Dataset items
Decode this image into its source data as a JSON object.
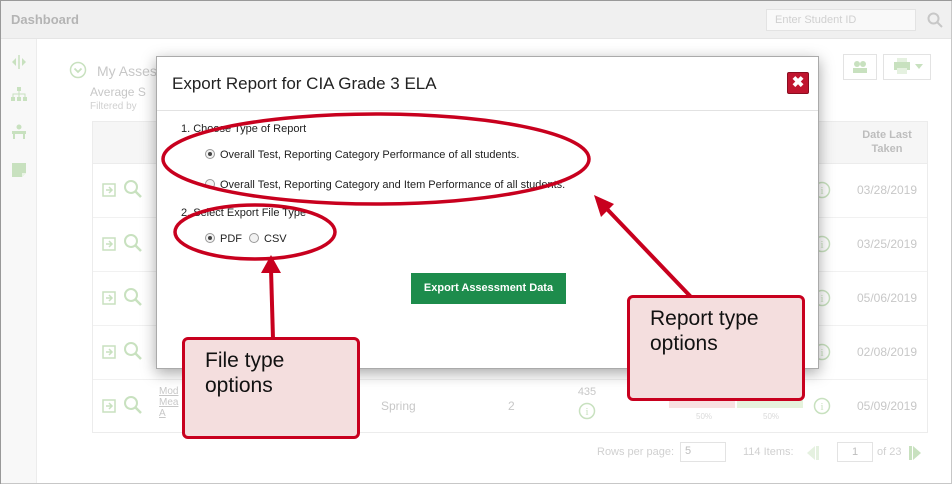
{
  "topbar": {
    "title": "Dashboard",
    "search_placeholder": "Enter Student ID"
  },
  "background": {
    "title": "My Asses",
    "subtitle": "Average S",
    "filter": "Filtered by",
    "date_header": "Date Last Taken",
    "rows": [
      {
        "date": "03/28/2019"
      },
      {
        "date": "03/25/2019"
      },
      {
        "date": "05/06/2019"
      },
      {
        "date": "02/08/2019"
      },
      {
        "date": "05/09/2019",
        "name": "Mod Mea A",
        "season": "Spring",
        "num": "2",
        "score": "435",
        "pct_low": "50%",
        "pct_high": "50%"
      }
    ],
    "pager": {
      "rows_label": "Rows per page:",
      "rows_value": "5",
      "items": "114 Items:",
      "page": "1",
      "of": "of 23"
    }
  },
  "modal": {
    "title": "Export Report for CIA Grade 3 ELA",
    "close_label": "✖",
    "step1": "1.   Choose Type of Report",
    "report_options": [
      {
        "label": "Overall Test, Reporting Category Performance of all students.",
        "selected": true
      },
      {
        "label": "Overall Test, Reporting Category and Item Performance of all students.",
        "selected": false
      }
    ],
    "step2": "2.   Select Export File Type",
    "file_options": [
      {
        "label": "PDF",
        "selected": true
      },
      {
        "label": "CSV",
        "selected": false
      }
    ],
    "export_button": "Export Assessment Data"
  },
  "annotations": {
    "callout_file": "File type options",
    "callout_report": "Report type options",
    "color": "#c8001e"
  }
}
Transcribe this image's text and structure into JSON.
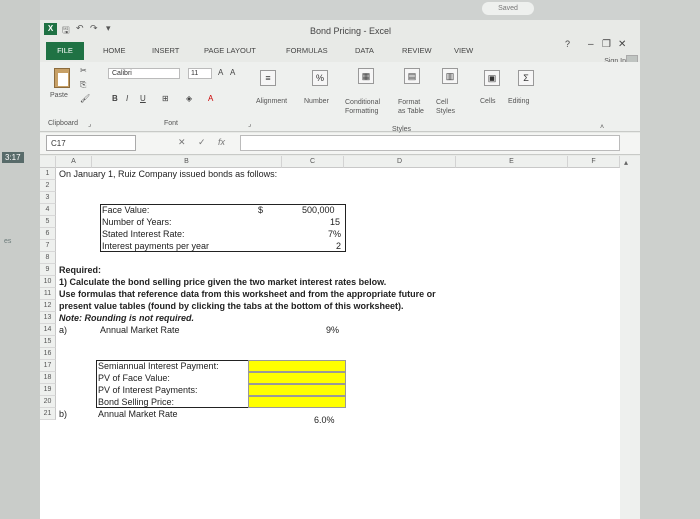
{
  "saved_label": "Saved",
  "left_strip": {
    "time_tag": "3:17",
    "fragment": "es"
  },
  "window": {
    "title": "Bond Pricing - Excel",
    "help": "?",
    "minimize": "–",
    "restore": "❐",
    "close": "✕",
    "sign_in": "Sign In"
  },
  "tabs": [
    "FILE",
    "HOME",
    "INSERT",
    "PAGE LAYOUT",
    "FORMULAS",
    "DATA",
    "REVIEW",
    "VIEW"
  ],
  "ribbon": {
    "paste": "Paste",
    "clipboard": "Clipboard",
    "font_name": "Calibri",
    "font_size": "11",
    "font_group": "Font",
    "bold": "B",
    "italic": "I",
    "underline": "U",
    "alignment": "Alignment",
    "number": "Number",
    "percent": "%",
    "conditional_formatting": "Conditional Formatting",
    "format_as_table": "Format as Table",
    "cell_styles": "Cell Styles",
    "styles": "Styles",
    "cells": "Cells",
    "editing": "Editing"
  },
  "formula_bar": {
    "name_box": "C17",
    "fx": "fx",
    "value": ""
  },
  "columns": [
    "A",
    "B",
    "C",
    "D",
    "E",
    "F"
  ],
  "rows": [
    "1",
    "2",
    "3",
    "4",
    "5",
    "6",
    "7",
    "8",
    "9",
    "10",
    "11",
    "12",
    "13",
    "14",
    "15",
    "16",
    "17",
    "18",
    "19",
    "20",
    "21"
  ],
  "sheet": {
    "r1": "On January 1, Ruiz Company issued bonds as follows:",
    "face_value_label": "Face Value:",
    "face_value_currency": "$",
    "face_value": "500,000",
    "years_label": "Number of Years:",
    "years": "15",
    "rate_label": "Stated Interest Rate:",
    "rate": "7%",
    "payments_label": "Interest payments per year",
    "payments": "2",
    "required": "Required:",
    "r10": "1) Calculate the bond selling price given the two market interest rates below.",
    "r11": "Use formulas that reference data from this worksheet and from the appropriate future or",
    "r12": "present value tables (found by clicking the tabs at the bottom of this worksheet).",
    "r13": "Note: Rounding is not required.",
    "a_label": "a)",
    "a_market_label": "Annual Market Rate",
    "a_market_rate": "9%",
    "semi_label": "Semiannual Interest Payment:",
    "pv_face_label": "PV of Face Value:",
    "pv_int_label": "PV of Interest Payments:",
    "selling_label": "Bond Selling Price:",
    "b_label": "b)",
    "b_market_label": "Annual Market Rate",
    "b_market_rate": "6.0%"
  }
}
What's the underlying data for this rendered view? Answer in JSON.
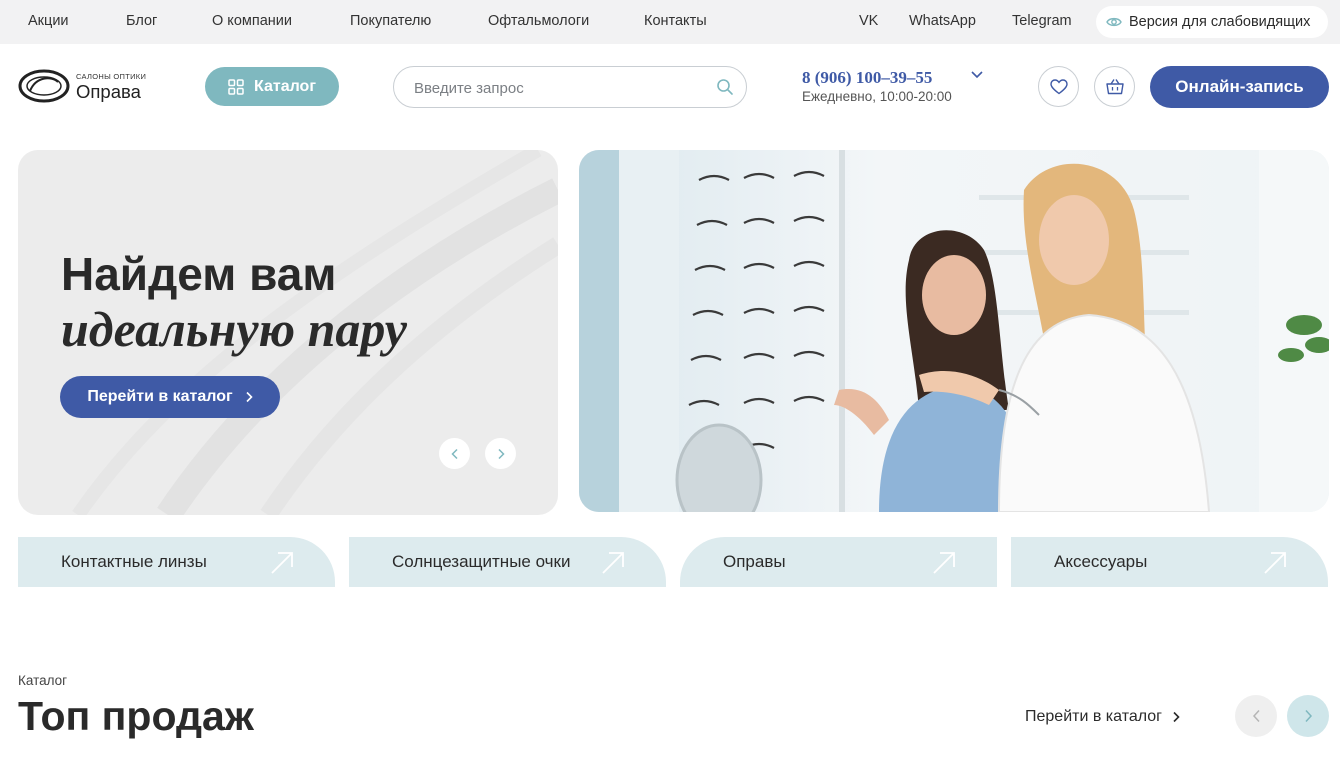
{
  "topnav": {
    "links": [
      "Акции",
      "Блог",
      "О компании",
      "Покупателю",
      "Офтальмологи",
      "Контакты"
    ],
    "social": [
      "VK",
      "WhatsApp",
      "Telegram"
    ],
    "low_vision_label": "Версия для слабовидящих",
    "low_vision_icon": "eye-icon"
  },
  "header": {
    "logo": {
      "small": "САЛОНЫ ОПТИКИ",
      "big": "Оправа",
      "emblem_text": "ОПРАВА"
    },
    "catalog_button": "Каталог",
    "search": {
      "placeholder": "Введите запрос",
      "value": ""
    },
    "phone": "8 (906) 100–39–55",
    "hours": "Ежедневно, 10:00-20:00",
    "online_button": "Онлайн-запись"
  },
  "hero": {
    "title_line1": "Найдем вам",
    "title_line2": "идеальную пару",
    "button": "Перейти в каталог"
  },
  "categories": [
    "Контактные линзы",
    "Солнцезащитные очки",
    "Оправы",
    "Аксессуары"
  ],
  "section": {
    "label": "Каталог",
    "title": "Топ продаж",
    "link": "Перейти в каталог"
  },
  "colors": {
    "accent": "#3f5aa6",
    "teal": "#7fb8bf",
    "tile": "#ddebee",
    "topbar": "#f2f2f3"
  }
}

...

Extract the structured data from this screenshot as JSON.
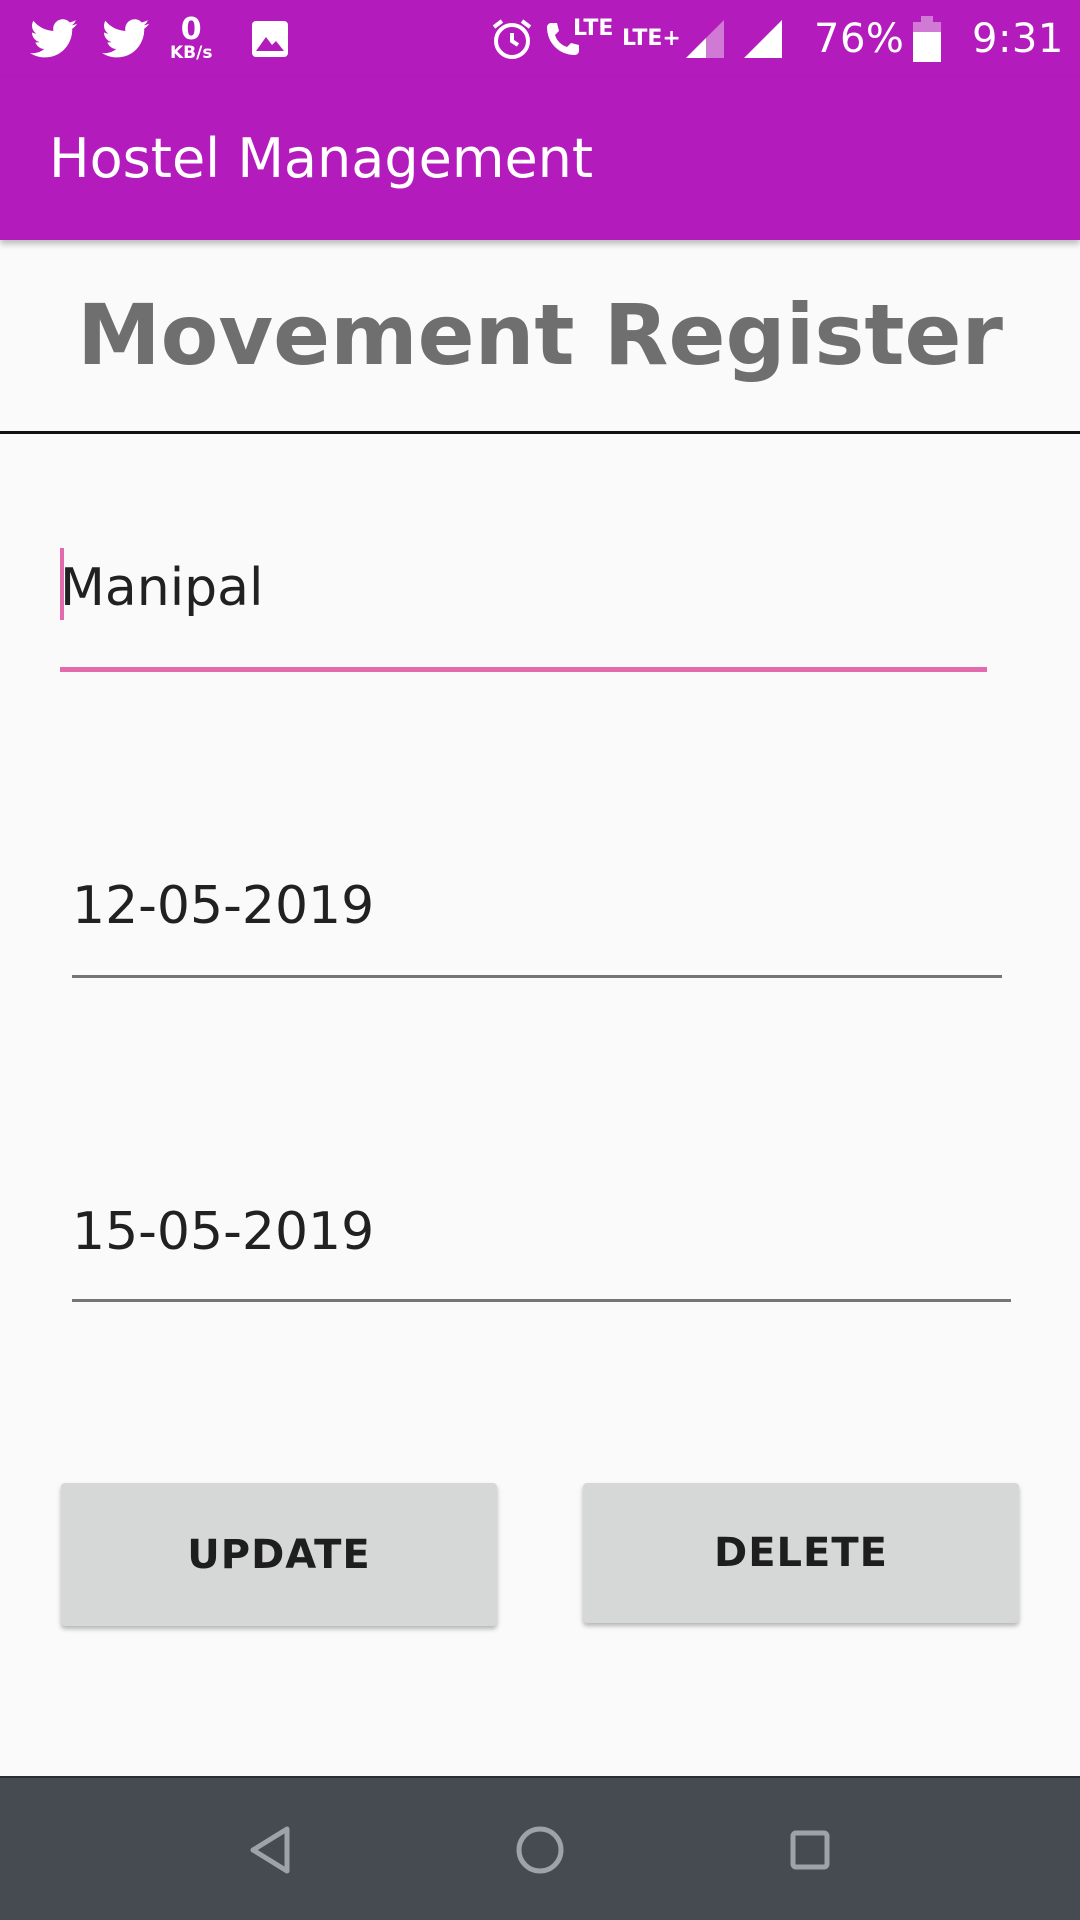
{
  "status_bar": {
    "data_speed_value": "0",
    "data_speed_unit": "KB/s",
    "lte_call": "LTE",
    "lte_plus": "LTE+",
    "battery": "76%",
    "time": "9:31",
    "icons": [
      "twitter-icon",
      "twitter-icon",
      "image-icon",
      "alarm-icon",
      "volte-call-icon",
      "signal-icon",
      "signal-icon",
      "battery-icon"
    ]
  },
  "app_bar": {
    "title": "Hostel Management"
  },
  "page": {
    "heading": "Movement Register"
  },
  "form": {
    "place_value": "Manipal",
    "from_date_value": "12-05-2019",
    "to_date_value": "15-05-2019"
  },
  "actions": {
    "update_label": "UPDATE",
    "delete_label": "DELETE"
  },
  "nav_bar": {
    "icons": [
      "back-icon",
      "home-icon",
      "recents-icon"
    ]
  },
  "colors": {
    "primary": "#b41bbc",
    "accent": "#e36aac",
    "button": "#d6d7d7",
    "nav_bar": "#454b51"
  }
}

## GIVEN EXERCISE
Whenever "Overall" turns up in a line, pick that line out.

## FULL RESPONSE
        "label": "Overall Test, Reporting Category Performance of all students.",
        "label": "Overall Test, Reporting Category and Item Performance of all students.",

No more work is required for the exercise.